## Begin

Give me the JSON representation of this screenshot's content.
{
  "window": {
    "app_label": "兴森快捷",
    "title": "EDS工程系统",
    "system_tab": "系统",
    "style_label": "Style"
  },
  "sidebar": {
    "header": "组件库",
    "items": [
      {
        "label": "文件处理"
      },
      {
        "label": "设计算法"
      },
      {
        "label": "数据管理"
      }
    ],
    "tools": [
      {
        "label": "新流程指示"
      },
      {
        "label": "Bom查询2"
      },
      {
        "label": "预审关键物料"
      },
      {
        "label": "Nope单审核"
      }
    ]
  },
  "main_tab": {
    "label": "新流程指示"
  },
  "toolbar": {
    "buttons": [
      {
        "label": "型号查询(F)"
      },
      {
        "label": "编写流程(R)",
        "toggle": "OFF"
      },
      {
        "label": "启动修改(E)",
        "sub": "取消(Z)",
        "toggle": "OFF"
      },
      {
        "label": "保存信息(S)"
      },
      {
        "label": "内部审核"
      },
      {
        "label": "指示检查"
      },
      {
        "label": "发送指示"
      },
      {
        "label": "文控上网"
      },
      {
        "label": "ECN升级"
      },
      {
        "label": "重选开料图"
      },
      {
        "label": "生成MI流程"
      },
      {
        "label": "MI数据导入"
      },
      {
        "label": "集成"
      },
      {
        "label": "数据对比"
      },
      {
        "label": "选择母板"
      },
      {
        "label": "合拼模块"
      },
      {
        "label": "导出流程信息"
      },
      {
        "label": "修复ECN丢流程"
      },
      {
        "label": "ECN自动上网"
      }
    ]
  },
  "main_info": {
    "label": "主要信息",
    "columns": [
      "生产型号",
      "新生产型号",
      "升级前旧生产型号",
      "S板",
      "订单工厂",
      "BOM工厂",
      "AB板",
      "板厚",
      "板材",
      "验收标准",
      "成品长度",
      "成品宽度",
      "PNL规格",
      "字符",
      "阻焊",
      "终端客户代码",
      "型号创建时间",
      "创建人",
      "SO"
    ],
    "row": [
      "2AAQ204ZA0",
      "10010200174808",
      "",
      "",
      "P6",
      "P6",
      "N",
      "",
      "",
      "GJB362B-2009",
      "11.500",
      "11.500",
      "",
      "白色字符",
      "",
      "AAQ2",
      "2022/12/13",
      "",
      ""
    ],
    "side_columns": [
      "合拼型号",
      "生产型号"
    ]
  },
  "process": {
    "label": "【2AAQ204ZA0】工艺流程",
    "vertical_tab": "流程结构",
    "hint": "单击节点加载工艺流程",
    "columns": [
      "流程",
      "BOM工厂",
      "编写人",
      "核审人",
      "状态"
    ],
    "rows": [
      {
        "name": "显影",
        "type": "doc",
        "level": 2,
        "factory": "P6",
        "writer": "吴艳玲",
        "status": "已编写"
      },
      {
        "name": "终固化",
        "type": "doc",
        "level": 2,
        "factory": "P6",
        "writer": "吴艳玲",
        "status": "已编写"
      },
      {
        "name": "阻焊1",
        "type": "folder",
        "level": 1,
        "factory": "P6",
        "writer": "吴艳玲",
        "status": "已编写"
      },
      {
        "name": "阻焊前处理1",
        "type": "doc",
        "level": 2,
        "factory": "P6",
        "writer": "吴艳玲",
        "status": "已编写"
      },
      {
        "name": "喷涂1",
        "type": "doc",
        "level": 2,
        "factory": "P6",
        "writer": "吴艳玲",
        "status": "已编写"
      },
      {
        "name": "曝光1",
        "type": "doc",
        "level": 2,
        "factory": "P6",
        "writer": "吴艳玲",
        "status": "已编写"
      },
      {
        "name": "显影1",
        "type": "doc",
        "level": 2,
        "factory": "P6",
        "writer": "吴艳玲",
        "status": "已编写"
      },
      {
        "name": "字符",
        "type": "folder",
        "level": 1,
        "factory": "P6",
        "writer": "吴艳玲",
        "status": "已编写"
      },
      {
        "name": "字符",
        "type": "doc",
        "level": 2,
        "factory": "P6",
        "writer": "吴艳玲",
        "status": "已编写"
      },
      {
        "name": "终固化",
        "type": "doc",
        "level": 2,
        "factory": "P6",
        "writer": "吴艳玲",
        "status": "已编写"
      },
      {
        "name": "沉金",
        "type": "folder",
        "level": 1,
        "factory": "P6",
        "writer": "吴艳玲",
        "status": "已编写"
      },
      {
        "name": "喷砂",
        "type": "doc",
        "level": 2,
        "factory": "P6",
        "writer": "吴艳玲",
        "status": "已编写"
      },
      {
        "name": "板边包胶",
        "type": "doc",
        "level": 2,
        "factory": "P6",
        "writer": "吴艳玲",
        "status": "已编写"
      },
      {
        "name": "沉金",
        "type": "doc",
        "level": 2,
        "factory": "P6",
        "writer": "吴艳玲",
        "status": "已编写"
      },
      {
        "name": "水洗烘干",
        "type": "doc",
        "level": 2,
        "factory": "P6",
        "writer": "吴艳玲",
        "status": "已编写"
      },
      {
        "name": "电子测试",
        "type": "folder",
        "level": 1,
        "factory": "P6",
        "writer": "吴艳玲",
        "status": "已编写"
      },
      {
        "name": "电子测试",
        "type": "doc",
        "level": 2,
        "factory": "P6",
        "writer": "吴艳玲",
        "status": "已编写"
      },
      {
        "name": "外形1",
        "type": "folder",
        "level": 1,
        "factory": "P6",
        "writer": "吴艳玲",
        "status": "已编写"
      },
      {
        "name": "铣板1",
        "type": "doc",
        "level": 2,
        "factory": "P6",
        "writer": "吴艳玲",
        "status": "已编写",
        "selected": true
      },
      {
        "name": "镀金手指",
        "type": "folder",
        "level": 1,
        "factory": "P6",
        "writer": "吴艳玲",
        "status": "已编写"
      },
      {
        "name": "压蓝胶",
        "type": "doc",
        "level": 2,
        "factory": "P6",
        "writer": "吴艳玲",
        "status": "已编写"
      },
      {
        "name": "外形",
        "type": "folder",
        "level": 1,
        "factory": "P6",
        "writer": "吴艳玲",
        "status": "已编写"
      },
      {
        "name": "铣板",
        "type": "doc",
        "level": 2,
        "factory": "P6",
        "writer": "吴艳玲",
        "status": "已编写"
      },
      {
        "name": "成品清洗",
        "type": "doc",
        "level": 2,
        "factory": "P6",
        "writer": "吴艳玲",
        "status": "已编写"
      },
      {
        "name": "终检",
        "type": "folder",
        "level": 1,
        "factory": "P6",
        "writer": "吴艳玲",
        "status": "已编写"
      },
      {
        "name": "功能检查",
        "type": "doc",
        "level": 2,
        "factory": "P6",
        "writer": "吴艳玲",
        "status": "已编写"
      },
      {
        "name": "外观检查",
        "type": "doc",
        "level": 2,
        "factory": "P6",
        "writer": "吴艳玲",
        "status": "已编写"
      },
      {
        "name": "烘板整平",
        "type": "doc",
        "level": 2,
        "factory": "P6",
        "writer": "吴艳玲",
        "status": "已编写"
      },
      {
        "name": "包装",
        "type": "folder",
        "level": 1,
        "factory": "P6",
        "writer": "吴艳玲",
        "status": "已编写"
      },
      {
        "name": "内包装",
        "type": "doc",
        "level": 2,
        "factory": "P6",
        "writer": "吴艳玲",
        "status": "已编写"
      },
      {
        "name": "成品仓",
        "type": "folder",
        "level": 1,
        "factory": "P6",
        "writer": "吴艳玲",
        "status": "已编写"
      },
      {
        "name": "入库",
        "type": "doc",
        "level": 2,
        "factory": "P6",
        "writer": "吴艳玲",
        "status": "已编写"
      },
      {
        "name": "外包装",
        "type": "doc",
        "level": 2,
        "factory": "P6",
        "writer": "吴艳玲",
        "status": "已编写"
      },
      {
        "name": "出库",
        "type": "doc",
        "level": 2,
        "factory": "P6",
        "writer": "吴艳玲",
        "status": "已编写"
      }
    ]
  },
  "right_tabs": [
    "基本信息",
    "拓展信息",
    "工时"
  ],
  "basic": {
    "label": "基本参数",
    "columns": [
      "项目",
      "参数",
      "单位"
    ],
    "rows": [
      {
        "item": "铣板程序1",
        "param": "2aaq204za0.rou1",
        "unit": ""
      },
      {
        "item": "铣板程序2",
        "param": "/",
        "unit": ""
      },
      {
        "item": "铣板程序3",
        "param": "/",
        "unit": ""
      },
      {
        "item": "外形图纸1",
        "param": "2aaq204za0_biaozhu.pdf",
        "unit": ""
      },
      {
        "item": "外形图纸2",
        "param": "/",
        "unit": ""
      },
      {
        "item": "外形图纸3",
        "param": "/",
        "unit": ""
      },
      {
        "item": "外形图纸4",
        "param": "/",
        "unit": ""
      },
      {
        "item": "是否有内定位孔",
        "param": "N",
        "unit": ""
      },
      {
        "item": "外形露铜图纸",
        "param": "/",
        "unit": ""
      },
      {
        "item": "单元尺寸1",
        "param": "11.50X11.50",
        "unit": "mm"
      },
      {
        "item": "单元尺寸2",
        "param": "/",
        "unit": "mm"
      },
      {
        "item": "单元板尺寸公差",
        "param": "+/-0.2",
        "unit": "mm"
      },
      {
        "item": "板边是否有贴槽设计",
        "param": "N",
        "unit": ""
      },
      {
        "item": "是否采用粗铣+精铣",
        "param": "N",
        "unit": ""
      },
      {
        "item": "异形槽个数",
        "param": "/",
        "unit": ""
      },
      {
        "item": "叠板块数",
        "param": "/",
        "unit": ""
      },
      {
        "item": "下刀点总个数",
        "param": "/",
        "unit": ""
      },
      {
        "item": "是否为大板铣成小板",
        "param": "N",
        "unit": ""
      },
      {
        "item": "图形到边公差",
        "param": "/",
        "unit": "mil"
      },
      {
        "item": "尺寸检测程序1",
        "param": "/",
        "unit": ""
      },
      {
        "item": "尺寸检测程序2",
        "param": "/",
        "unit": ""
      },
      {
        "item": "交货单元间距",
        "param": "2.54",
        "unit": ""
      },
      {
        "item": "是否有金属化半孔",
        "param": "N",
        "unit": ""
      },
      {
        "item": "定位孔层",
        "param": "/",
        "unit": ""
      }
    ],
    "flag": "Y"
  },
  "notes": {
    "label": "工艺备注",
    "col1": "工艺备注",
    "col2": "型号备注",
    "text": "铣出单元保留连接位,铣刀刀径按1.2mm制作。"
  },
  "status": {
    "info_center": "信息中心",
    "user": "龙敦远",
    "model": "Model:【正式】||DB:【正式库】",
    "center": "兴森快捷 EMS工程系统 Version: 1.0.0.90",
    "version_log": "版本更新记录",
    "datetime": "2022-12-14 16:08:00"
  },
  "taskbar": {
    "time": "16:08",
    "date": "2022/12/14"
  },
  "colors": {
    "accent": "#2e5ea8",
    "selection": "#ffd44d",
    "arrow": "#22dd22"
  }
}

## End

* **Work to be completed**
Tally up the lines in the records containing the word "兴森快捷", then give the count and nothing else.

* **Response**
2